What is needed: Look for the word "JSON" in each line and report the count of matching lines, with nothing added.

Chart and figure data
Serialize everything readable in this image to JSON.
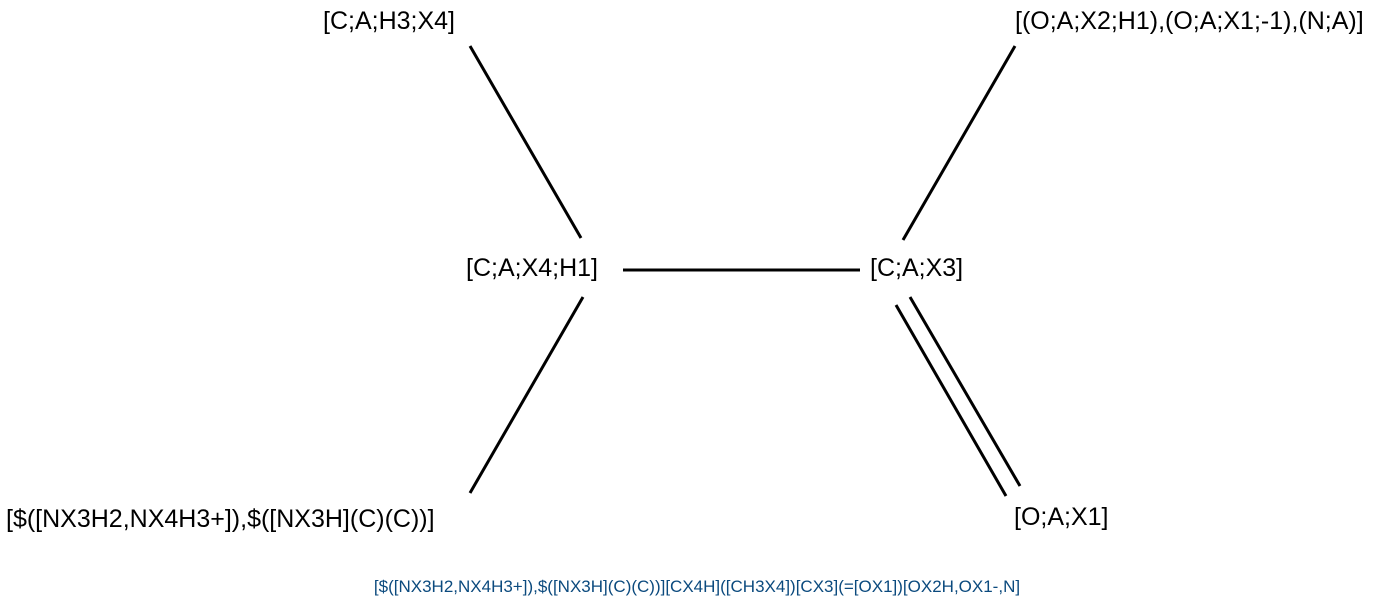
{
  "atoms": {
    "methyl": "[C;A;H3;X4]",
    "alpha_carbon": "[C;A;X4;H1]",
    "carbonyl_carbon": "[C;A;X3]",
    "hydroxyl_group": "[(O;A;X2;H1),(O;A;X1;-1),(N;A)]",
    "amine_group": "[$([NX3H2,NX4H3+]),$([NX3H](C)(C))]",
    "carbonyl_oxygen": "[O;A;X1]"
  },
  "smarts_string": "[$([NX3H2,NX4H3+]),$([NX3H](C)(C))][CX4H]([CH3X4])[CX3](=[OX1])[OX2H,OX1-,N]",
  "colors": {
    "atom_text": "#000000",
    "bond": "#000000",
    "smarts_text": "#0b4a7e",
    "background": "#ffffff"
  }
}
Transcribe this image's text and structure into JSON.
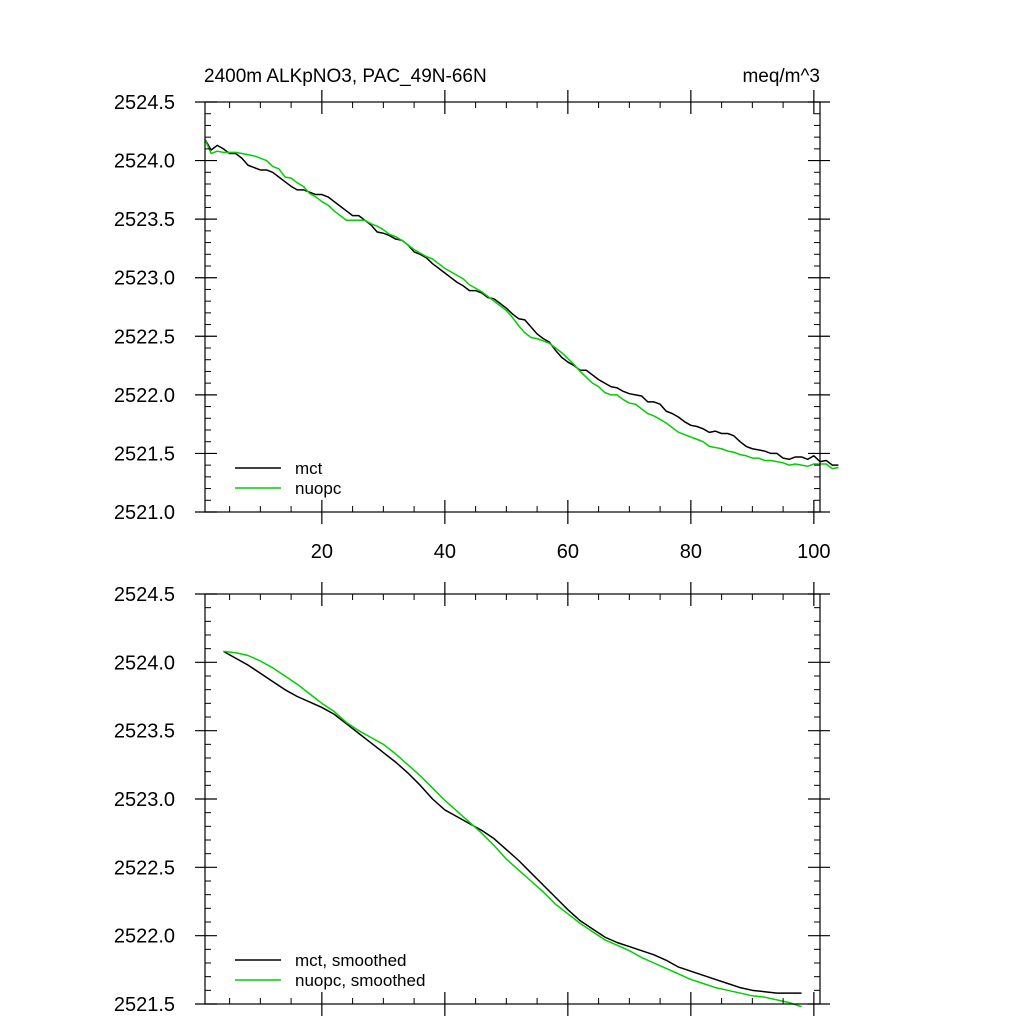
{
  "figure": {
    "title_left": "2400m ALKpNO3, PAC_49N-66N",
    "title_right": "meq/m^3"
  },
  "chart_data": [
    {
      "type": "line",
      "panel": "top",
      "title": "2400m ALKpNO3, PAC_49N-66N",
      "units": "meq/m^3",
      "xlim": [
        1,
        101
      ],
      "ylim": [
        2521.0,
        2524.5
      ],
      "x_major_ticks": [
        20,
        40,
        60,
        80,
        100
      ],
      "x_tick_labels": [
        "20",
        "40",
        "60",
        "80",
        "100"
      ],
      "x_tick_labels_shown": true,
      "y_major_ticks": [
        2521.0,
        2521.5,
        2522.0,
        2522.5,
        2523.0,
        2523.5,
        2524.0,
        2524.5
      ],
      "y_tick_labels": [
        "2521.0",
        "2521.5",
        "2522.0",
        "2522.5",
        "2523.0",
        "2523.5",
        "2524.0",
        "2524.5"
      ],
      "legend_position": "bottom-left",
      "series": [
        {
          "name": "mct",
          "color": "#000000",
          "x_start": 1,
          "x_step": 1,
          "values": [
            2524.18,
            2524.09,
            2524.13,
            2524.1,
            2524.06,
            2524.06,
            2524.02,
            2523.96,
            2523.94,
            2523.92,
            2523.92,
            2523.9,
            2523.86,
            2523.82,
            2523.78,
            2523.75,
            2523.75,
            2523.73,
            2523.71,
            2523.71,
            2523.69,
            2523.65,
            2523.61,
            2523.57,
            2523.53,
            2523.53,
            2523.49,
            2523.45,
            2523.39,
            2523.38,
            2523.36,
            2523.33,
            2523.32,
            2523.28,
            2523.22,
            2523.2,
            2523.17,
            2523.12,
            2523.08,
            2523.04,
            2523.0,
            2522.96,
            2522.93,
            2522.89,
            2522.89,
            2522.87,
            2522.83,
            2522.82,
            2522.78,
            2522.74,
            2522.69,
            2522.65,
            2522.64,
            2522.58,
            2522.52,
            2522.48,
            2522.45,
            2522.38,
            2522.32,
            2522.28,
            2522.25,
            2522.21,
            2522.21,
            2522.17,
            2522.13,
            2522.1,
            2522.07,
            2522.06,
            2522.03,
            2522.01,
            2522.0,
            2521.99,
            2521.94,
            2521.94,
            2521.92,
            2521.86,
            2521.84,
            2521.81,
            2521.77,
            2521.74,
            2521.73,
            2521.71,
            2521.68,
            2521.69,
            2521.67,
            2521.67,
            2521.65,
            2521.6,
            2521.56,
            2521.54,
            2521.53,
            2521.52,
            2521.5,
            2521.5,
            2521.46,
            2521.45,
            2521.47,
            2521.47,
            2521.45,
            2521.48,
            2521.43,
            2521.44,
            2521.4,
            2521.4
          ]
        },
        {
          "name": "nuopc",
          "color": "#00d000",
          "x_start": 1,
          "x_step": 1,
          "values": [
            2524.18,
            2524.06,
            2524.08,
            2524.07,
            2524.07,
            2524.07,
            2524.06,
            2524.05,
            2524.04,
            2524.02,
            2524.0,
            2523.95,
            2523.93,
            2523.86,
            2523.85,
            2523.81,
            2523.78,
            2523.72,
            2523.69,
            2523.65,
            2523.62,
            2523.57,
            2523.53,
            2523.49,
            2523.49,
            2523.49,
            2523.49,
            2523.46,
            2523.44,
            2523.41,
            2523.37,
            2523.35,
            2523.32,
            2523.28,
            2523.24,
            2523.21,
            2523.18,
            2523.16,
            2523.12,
            2523.08,
            2523.05,
            2523.02,
            2522.99,
            2522.94,
            2522.91,
            2522.88,
            2522.84,
            2522.8,
            2522.76,
            2522.72,
            2522.66,
            2522.59,
            2522.53,
            2522.49,
            2522.48,
            2522.46,
            2522.44,
            2522.4,
            2522.36,
            2522.31,
            2522.26,
            2522.2,
            2522.15,
            2522.1,
            2522.07,
            2522.02,
            2522.0,
            2522.0,
            2521.96,
            2521.93,
            2521.92,
            2521.88,
            2521.84,
            2521.82,
            2521.79,
            2521.76,
            2521.72,
            2521.68,
            2521.66,
            2521.64,
            2521.62,
            2521.6,
            2521.56,
            2521.55,
            2521.54,
            2521.52,
            2521.51,
            2521.49,
            2521.48,
            2521.46,
            2521.46,
            2521.44,
            2521.44,
            2521.43,
            2521.42,
            2521.4,
            2521.41,
            2521.4,
            2521.39,
            2521.41,
            2521.41,
            2521.41,
            2521.37,
            2521.38
          ]
        }
      ]
    },
    {
      "type": "line",
      "panel": "bottom",
      "xlim": [
        1,
        101
      ],
      "ylim": [
        2521.5,
        2524.5
      ],
      "x_major_ticks": [
        20,
        40,
        60,
        80,
        100
      ],
      "x_tick_labels": [],
      "x_tick_labels_shown": false,
      "y_major_ticks": [
        2521.5,
        2522.0,
        2522.5,
        2523.0,
        2523.5,
        2524.0,
        2524.5
      ],
      "y_tick_labels": [
        "2521.5",
        "2522.0",
        "2522.5",
        "2523.0",
        "2523.5",
        "2524.0",
        "2524.5"
      ],
      "legend_position": "bottom-left",
      "series": [
        {
          "name": "mct, smoothed",
          "color": "#000000",
          "x": [
            4,
            6,
            8,
            10,
            12,
            14,
            16,
            18,
            20,
            22,
            24,
            26,
            28,
            30,
            32,
            34,
            36,
            38,
            40,
            42,
            44,
            46,
            48,
            50,
            52,
            54,
            56,
            58,
            60,
            62,
            64,
            66,
            68,
            70,
            72,
            74,
            76,
            78,
            80,
            82,
            84,
            86,
            88,
            90,
            92,
            94,
            96,
            98
          ],
          "values": [
            2524.08,
            2524.03,
            2523.98,
            2523.92,
            2523.86,
            2523.8,
            2523.75,
            2523.71,
            2523.67,
            2523.62,
            2523.55,
            2523.48,
            2523.41,
            2523.34,
            2523.27,
            2523.19,
            2523.1,
            2523.0,
            2522.92,
            2522.87,
            2522.82,
            2522.77,
            2522.71,
            2522.63,
            2522.55,
            2522.46,
            2522.37,
            2522.28,
            2522.19,
            2522.11,
            2522.05,
            2521.99,
            2521.95,
            2521.92,
            2521.89,
            2521.86,
            2521.82,
            2521.77,
            2521.74,
            2521.71,
            2521.68,
            2521.65,
            2521.62,
            2521.6,
            2521.59,
            2521.58,
            2521.58,
            2521.58
          ]
        },
        {
          "name": "nuopc, smoothed",
          "color": "#00d000",
          "x": [
            4,
            6,
            8,
            10,
            12,
            14,
            16,
            18,
            20,
            22,
            24,
            26,
            28,
            30,
            32,
            34,
            36,
            38,
            40,
            42,
            44,
            46,
            48,
            50,
            52,
            54,
            56,
            58,
            60,
            62,
            64,
            66,
            68,
            70,
            72,
            74,
            76,
            78,
            80,
            82,
            84,
            86,
            88,
            90,
            92,
            94,
            96,
            98
          ],
          "values": [
            2524.08,
            2524.07,
            2524.05,
            2524.01,
            2523.96,
            2523.9,
            2523.84,
            2523.77,
            2523.7,
            2523.64,
            2523.56,
            2523.5,
            2523.45,
            2523.4,
            2523.33,
            2523.25,
            2523.17,
            2523.08,
            2522.99,
            2522.91,
            2522.83,
            2522.75,
            2522.66,
            2522.56,
            2522.48,
            2522.4,
            2522.32,
            2522.23,
            2522.16,
            2522.09,
            2522.03,
            2521.97,
            2521.93,
            2521.89,
            2521.84,
            2521.8,
            2521.76,
            2521.72,
            2521.68,
            2521.65,
            2521.62,
            2521.6,
            2521.58,
            2521.56,
            2521.55,
            2521.53,
            2521.51,
            2521.48
          ]
        }
      ]
    }
  ]
}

Written answer: 2